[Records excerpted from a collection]
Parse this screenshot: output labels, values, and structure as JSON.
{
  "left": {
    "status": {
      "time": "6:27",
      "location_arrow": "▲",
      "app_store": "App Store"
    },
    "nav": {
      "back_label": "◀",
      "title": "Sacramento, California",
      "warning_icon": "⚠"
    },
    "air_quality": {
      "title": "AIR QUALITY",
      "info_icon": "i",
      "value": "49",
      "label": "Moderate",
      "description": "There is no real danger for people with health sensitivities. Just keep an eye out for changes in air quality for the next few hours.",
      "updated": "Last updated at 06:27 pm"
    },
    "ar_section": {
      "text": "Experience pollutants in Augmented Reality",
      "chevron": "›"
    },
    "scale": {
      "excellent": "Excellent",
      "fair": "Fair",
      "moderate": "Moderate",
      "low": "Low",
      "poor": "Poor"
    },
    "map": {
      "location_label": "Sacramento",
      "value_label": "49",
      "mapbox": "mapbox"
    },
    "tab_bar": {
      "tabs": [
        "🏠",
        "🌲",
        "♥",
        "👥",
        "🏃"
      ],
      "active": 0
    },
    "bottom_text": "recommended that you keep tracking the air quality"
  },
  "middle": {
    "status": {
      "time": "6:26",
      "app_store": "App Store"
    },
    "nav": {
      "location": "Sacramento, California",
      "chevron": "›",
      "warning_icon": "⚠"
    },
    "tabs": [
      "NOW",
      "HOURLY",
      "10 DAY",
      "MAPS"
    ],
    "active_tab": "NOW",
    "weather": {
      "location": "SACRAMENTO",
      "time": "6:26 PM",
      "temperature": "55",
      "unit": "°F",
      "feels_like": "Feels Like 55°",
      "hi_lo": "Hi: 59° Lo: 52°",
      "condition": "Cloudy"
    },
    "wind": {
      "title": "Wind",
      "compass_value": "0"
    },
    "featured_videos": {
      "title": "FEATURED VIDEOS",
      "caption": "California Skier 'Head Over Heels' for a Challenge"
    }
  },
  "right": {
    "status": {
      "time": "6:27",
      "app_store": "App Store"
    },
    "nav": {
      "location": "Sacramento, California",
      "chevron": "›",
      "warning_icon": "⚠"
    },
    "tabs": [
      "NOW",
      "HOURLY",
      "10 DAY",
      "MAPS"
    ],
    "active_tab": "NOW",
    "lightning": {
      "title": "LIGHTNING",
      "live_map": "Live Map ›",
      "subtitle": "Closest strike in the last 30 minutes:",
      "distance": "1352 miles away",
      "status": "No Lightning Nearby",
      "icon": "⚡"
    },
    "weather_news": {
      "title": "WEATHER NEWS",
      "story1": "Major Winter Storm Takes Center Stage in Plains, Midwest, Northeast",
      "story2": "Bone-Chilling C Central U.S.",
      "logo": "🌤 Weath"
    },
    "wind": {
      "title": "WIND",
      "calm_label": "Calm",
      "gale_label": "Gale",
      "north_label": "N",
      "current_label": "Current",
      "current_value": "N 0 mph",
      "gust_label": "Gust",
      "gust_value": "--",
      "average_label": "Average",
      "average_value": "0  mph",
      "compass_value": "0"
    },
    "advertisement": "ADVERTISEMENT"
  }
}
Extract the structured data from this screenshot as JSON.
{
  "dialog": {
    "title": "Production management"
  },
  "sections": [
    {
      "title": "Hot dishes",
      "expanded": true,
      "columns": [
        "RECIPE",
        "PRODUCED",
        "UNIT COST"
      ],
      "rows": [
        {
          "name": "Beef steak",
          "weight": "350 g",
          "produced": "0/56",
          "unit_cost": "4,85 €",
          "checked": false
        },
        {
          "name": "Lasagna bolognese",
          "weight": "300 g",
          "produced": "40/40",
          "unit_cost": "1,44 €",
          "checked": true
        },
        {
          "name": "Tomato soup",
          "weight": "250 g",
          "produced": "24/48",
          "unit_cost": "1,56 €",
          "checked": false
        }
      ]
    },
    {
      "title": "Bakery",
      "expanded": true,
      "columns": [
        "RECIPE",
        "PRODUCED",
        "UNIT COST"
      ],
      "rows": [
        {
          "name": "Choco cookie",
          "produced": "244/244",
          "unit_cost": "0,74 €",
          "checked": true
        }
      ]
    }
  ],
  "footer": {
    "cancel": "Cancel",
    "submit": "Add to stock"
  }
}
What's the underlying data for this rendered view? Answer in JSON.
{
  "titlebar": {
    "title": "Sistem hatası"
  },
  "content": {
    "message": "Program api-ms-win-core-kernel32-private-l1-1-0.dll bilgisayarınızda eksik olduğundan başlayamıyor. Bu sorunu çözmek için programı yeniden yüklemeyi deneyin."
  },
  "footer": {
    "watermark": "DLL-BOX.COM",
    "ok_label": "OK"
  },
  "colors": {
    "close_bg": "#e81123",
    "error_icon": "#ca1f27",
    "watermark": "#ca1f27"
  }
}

§ **JOB**
Everything from the line containing "Extract the structured" through the final line of the listing, inclusive, must be reproduced exactly; leave out the rest.

§ **FULL OUTPUT**
Extract the structured data from this screenshot as JSON.
{
  "dialog": {
    "title": "Production management"
  },
  "sections": [
    {
      "title": "Hot dishes",
      "expanded": true,
      "columns": [
        "RECIPE",
        "PRODUCED",
        "UNIT COST"
      ],
      "rows": [
        {
          "name": "Beef steak",
          "weight": "350 g",
          "produced": "0/56",
          "unit_cost": "4,85 €",
          "checked": false
        },
        {
          "name": "Lasagna bolognese",
          "weight": "300 g",
          "produced": "40/40",
          "unit_cost": "1,44 €",
          "checked": true
        },
        {
          "name": "Tomato soup",
          "weight": "250 g",
          "produced": "24/48",
          "unit_cost": "1,56 €",
          "checked": false
        }
      ]
    },
    {
      "title": "Bakery",
      "expanded": true,
      "columns": [
        "RECIPE",
        "PRODUCED",
        "UNIT COST"
      ],
      "rows": [
        {
          "name": "Choco cookie",
          "produced": "244/244",
          "unit_cost": "0,74 €",
          "checked": true
        }
      ]
    }
  ],
  "footer": {
    "cancel": "Cancel",
    "submit": "Add to stock"
  }
}
What's the underlying data for this rendered view? Answer in JSON.
{
  "titlebar": {
    "title": "Sistem hatası"
  },
  "content": {
    "message": "Program api-ms-win-core-kernel32-private-l1-1-0.dll bilgisayarınızda eksik olduğundan başlayamıyor. Bu sorunu çözmek için programı yeniden yüklemeyi deneyin."
  },
  "footer": {
    "watermark": "DLL-BOX.COM",
    "ok_label": "OK"
  },
  "colors": {
    "close_bg": "#e81123",
    "error_icon": "#ca1f27",
    "watermark": "#ca1f27"
  }
}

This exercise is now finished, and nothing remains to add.